## start Information given
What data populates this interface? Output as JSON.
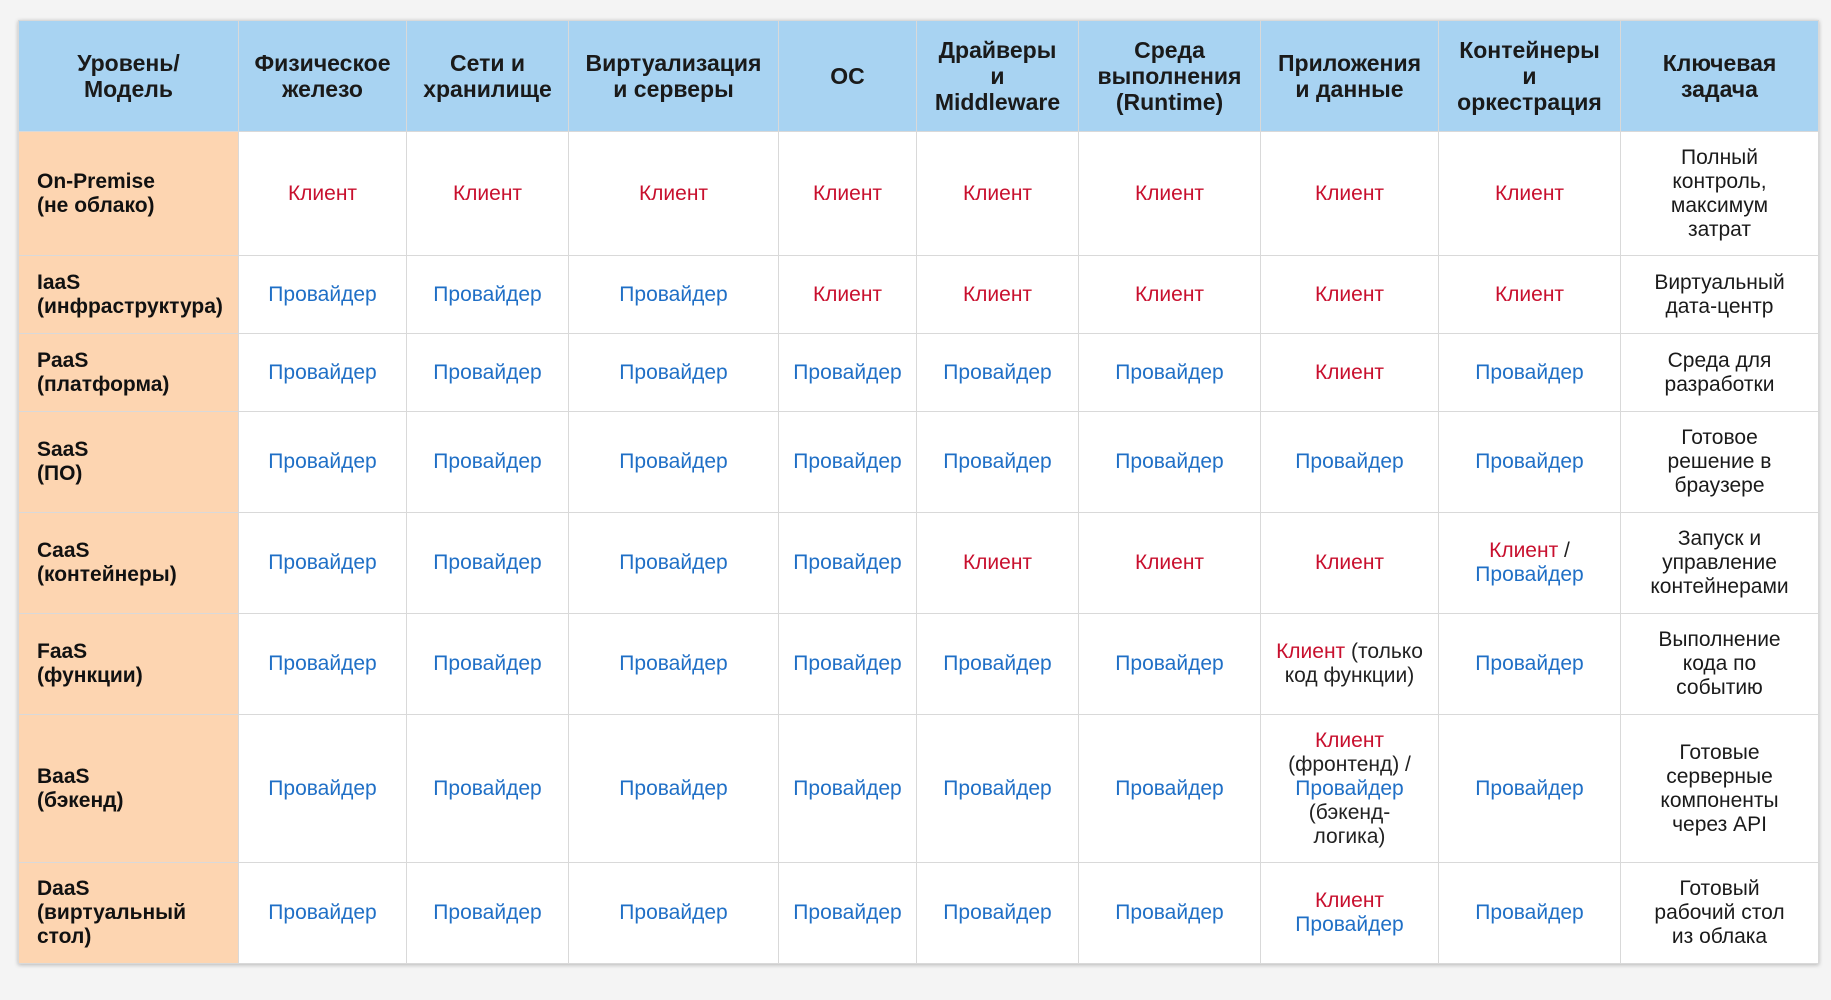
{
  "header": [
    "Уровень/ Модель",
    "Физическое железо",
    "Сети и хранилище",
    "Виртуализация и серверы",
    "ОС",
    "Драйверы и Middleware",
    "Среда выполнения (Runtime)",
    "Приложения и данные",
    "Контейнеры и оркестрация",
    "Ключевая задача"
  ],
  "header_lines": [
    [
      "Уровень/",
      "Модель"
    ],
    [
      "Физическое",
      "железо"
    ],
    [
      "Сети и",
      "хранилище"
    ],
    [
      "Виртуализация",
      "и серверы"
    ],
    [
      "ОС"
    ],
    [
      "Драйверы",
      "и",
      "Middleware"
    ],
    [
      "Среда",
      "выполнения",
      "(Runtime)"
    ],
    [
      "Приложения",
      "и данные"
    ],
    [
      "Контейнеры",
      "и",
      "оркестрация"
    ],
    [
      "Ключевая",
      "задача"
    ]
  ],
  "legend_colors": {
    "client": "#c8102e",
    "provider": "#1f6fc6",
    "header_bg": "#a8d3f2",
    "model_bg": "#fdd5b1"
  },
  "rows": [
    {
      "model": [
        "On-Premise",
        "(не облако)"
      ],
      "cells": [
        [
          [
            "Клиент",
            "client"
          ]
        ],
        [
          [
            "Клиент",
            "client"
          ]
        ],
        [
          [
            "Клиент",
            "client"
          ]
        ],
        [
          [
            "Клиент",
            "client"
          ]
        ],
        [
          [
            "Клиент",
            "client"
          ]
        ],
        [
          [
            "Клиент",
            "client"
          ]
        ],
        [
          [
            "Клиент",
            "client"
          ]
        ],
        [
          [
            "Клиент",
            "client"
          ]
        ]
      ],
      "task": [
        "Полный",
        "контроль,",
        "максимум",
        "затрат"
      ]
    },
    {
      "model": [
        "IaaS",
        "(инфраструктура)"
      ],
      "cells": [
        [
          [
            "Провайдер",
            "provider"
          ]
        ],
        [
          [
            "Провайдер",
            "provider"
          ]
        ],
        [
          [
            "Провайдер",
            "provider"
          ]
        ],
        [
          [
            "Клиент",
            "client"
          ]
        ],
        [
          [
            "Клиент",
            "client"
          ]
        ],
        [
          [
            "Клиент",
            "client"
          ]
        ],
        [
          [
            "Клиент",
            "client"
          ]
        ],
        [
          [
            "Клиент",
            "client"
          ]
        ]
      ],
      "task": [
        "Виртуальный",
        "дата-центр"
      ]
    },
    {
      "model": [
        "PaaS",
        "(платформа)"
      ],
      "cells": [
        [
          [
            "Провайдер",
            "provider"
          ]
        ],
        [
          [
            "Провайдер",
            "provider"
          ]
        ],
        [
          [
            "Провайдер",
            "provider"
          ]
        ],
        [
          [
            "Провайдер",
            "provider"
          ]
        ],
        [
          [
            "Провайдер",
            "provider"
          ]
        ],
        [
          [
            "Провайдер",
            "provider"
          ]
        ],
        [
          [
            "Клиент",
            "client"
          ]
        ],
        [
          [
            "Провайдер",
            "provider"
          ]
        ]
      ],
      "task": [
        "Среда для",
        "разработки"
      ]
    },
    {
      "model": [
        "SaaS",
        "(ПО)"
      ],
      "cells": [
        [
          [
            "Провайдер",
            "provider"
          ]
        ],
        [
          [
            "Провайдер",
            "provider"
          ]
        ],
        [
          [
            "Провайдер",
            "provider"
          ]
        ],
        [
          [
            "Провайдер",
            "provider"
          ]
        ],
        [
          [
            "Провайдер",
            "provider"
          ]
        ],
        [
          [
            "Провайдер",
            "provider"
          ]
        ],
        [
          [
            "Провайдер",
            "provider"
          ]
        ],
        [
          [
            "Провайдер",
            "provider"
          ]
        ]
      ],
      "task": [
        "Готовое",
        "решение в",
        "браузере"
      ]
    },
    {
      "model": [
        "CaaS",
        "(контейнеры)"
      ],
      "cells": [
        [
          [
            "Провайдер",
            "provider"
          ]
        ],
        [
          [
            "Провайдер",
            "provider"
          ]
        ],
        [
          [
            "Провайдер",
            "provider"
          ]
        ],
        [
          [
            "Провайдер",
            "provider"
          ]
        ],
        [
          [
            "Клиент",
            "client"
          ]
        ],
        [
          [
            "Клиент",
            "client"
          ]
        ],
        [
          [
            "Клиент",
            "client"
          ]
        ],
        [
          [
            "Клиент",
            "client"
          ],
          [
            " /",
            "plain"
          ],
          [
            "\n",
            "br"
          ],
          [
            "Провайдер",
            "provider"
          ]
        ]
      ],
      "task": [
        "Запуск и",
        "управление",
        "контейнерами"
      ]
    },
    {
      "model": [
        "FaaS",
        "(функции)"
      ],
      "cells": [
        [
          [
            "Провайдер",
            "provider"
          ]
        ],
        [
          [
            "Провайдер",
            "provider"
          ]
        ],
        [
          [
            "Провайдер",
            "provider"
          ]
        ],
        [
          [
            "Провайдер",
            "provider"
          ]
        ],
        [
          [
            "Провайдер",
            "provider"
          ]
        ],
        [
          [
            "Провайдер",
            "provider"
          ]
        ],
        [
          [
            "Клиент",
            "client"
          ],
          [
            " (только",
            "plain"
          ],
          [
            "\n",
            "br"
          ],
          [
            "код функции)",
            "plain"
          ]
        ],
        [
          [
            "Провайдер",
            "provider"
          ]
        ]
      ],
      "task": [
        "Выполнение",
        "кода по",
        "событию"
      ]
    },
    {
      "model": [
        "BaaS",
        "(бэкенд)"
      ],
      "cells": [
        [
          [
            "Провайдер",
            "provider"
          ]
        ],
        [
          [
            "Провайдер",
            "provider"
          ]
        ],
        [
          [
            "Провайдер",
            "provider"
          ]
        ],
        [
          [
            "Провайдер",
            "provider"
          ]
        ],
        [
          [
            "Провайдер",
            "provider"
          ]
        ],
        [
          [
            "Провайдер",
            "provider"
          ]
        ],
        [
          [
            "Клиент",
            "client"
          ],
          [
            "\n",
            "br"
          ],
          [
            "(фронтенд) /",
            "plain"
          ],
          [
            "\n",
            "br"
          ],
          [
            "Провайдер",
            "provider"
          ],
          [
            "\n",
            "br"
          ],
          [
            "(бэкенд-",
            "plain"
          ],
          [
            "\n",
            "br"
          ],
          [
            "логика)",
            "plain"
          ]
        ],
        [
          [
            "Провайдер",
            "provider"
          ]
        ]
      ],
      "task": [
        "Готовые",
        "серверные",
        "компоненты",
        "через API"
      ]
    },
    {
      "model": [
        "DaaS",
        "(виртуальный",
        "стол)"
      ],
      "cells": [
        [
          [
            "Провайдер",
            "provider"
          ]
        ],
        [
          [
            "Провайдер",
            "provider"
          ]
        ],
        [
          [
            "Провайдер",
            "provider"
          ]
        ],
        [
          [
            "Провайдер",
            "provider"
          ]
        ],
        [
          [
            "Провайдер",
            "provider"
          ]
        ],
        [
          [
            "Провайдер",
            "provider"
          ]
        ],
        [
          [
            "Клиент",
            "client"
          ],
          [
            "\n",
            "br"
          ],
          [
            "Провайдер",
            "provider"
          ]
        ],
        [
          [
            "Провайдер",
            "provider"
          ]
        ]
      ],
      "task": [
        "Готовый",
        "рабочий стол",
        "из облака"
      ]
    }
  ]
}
## end Information given
*Goal*: Copy out each line of the data where the string "выполнения" appears.

*Full answer*:
    "Среда выполнения (Runtime)",
      "выполнения",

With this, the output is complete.